* **Given task**
Please output the lines shown below exactly as they appear.

▬▬▬

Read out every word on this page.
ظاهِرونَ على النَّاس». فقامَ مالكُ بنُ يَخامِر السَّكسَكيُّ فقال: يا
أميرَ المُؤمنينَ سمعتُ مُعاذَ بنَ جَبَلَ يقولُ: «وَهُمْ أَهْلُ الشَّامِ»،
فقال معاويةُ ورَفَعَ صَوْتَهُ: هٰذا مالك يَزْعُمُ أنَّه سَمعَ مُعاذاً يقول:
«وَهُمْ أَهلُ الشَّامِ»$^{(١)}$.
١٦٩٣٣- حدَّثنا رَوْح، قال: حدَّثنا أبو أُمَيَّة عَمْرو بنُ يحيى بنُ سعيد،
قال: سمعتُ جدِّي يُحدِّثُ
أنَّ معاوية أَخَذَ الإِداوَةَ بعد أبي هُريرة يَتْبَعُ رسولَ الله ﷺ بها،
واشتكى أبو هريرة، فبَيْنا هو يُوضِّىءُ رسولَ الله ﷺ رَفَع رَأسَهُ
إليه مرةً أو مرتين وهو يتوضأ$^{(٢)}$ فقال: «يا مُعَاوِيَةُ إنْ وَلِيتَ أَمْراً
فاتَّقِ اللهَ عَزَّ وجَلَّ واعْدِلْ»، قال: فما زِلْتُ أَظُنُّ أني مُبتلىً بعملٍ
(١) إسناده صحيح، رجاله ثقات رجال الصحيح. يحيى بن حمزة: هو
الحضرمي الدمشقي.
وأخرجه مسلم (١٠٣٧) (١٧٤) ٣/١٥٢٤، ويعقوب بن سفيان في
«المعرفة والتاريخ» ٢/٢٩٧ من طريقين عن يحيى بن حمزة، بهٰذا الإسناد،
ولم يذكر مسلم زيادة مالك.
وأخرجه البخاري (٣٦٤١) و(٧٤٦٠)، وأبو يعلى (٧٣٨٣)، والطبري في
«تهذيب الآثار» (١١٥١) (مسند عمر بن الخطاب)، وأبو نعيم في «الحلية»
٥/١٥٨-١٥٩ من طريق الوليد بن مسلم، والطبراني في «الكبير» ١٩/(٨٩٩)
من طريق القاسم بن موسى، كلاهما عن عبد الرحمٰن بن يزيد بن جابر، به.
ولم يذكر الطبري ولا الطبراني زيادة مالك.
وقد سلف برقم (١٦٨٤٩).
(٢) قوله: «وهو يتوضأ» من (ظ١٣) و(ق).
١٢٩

▬▬▬

* **Exercise solution**
Read out every word on this page.
ظاهِرونَ على النَّاس». فقامَ مالكُ بنُ يَخامِر السَّكسَكيُّ فقال: يا
أميرَ المُؤمنينَ سمعتُ مُعاذَ بنَ جَبَلَ يقولُ: «وَهُمْ أَهْلُ الشَّامِ»،
فقال معاويةُ ورَفَعَ صَوْتَهُ: هٰذا مالك يَزْعُمُ أنَّه سَمعَ مُعاذاً يقول:
«وَهُمْ أَهلُ الشَّامِ»$^{(١)}$.
١٦٩٣٣- حدَّثنا رَوْح، قال: حدَّثنا أبو أُمَيَّة عَمْرو بنُ يحيى بنُ سعيد،
قال: سمعتُ جدِّي يُحدِّثُ
أنَّ معاوية أَخَذَ الإِداوَةَ بعد أبي هُريرة يَتْبَعُ رسولَ الله ﷺ بها،
واشتكى أبو هريرة، فبَيْنا هو يُوضِّىءُ رسولَ الله ﷺ رَفَع رَأسَهُ
إليه مرةً أو مرتين وهو يتوضأ$^{(٢)}$ فقال: «يا مُعَاوِيَةُ إنْ وَلِيتَ أَمْراً
فاتَّقِ اللهَ عَزَّ وجَلَّ واعْدِلْ»، قال: فما زِلْتُ أَظُنُّ أني مُبتلىً بعملٍ
(١) إسناده صحيح، رجاله ثقات رجال الصحيح. يحيى بن حمزة: هو
الحضرمي الدمشقي.
وأخرجه مسلم (١٠٣٧) (١٧٤) ٣/١٥٢٤، ويعقوب بن سفيان في
«المعرفة والتاريخ» ٢/٢٩٧ من طريقين عن يحيى بن حمزة، بهٰذا الإسناد،
ولم يذكر مسلم زيادة مالك.
وأخرجه البخاري (٣٦٤١) و(٧٤٦٠)، وأبو يعلى (٧٣٨٣)، والطبري في
«تهذيب الآثار» (١١٥١) (مسند عمر بن الخطاب)، وأبو نعيم في «الحلية»
٥/١٥٨-١٥٩ من طريق الوليد بن مسلم، والطبراني في «الكبير» ١٩/(٨٩٩)
من طريق القاسم بن موسى، كلاهما عن عبد الرحمٰن بن يزيد بن جابر، به.
ولم يذكر الطبري ولا الطبراني زيادة مالك.
وقد سلف برقم (١٦٨٤٩).
(٢) قوله: «وهو يتوضأ» من (ظ١٣) و(ق).
١٢٩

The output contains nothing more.